EXTRACT PROVIDED START

Leaking information has caused plenty of public relations disasters and penalties since the Health Insurance Portability and Accountability Act (HIPAA) went into effect in 2003. The right steps can minimize these errors and easily save providers, companies, and other entities thousands or millions of dollars in damages. Here are some blunders that companies can learn from to eliminate these huge mistakes.

Overlooking State Privacy Laws

In California, clinical laboratories are not subject to state disclosure laws when the laboratory is not directly affiliated with a HIPAA covered entity. A patient under HIPAA however has the right to have the results in plain language when a test is ordered by the patient’s physician, in this example.

HIPAA privacy protection laws do not override more restrictive state privacy laws. In order to ensure adequate privacy protection, covered entities must be aware of applicable state laws. In California and across the country, there will be different laws that apply.

Unlocked Screen Savers and Unencrypted Files


Image via Flickr by jrcherry

A screen saver is an opportunity for a HIPPA blunder because patients have access to any records on the system on many machine, once the nurse or counselor leaves the area. Manually locking the system, and using a password solves this common problem.

Further issues exist with digital data. Law360 points to mobile devices and remote access as problems. However, in the words of William Maruca, encrypted data is the answer, “if all information is encrypted, then that’s the end of it – it’s not reportable.” Encryption and data wiping programs are strong defense mechanisms.

Failing to Assign a Privacy Officer

Any medical office, regardless of how small or large, is required to name a Privacy Officer by law. It also doesn’t matter whether the position is a full-time job, as it can merely be an office manager. This is actually quite common in smaller organizations.

Responsibilities include creating and revising the company’s Privacy Policy, which must be circulated to each patient. The officer will also be in charge of developing non-disclosure agreements, handling complaints, and having up-to-date knowledge of the requirements of the HIPAA and the Privacy Rule.

Neglecting Contingency Plans


Image via Flickr by Elliott Brown

What will happen in emergencies and events of data loss or system errors? After all, the 2013 Texas HIPAA blunder that affected 227,000 patients is a stark reminder that data breaches can happen.

All HIPAA covered entities must have a contingency plan that encompasses a range of scenarios. It must also have an annual testing and revision process.

Not Training/Retraining Workers

There is an initial training period where new hires will have limited access to protected health information. When material changes to the privacy policy, the workers must be retrained to stay up-to-date with the policy.

Some blunders in this topic came after HIPAA violations. Retraining is mandatory, in this case. HIPAA covered entities should also periodically conduct retraining sessions as well.

Penalties can be stark under the HIPAA – even for small healthcare providers. Learn from other’s mistakes to ensure secure data, and follow all privacy laws. Be proactive to avoid those disasters and penalties that come more often than necessary.

EXTRACT PROVIDED END
DATA SECTION START

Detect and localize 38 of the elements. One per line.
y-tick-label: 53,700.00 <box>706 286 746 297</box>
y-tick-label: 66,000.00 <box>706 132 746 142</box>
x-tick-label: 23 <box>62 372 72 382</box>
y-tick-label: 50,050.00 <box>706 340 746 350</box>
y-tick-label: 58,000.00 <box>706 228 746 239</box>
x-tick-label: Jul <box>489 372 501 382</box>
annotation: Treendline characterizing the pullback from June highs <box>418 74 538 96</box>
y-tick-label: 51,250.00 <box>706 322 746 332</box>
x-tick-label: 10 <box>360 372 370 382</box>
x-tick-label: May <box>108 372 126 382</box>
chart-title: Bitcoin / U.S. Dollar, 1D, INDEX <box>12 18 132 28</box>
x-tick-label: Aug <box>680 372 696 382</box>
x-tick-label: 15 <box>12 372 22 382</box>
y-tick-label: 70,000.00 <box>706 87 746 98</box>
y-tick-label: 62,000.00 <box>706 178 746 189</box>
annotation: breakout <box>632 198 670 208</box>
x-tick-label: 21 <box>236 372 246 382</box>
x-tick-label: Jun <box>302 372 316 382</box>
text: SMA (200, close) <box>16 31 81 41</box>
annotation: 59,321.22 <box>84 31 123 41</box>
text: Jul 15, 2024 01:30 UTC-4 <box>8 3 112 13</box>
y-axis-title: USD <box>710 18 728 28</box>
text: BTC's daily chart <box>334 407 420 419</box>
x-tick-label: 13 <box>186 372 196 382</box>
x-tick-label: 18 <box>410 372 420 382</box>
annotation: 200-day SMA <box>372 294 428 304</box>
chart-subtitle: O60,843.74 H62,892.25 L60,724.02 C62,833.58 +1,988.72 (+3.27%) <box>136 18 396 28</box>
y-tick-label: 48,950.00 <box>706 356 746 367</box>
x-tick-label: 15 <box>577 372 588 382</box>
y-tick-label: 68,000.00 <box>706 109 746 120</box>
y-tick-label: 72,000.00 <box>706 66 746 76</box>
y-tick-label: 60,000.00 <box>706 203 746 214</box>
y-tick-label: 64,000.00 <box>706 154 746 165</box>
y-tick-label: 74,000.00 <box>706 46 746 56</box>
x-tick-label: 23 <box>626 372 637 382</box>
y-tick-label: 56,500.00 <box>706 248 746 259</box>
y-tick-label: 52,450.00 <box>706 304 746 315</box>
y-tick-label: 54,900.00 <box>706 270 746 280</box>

DATA SECTION END

**EXERCISE GOAL**:
Could you rewrite the HIPAA blunders article from "In California, clinical" to "this common problem.", renaming "California" as "Oregon" throughout?

**EXERCISE OUTPUT**:
In Oregon, clinical laboratories are not subject to state disclosure laws when the laboratory is not directly affiliated with a HIPAA covered entity. A patient under HIPAA however has the right to have the results in plain language when a test is ordered by the patient’s physician, in this example.

HIPAA privacy protection laws do not override more restrictive state privacy laws. In order to ensure adequate privacy protection, covered entities must be aware of applicable state laws. In Oregon and across the country, there will be different laws that apply.

Unlocked Screen Savers and Unencrypted Files


Image via Flickr by jrcherry

A screen saver is an opportunity for a HIPPA blunder because patients have access to any records on the system on many machine, once the nurse or counselor leaves the area. Manually locking the system, and using a password solves this common problem.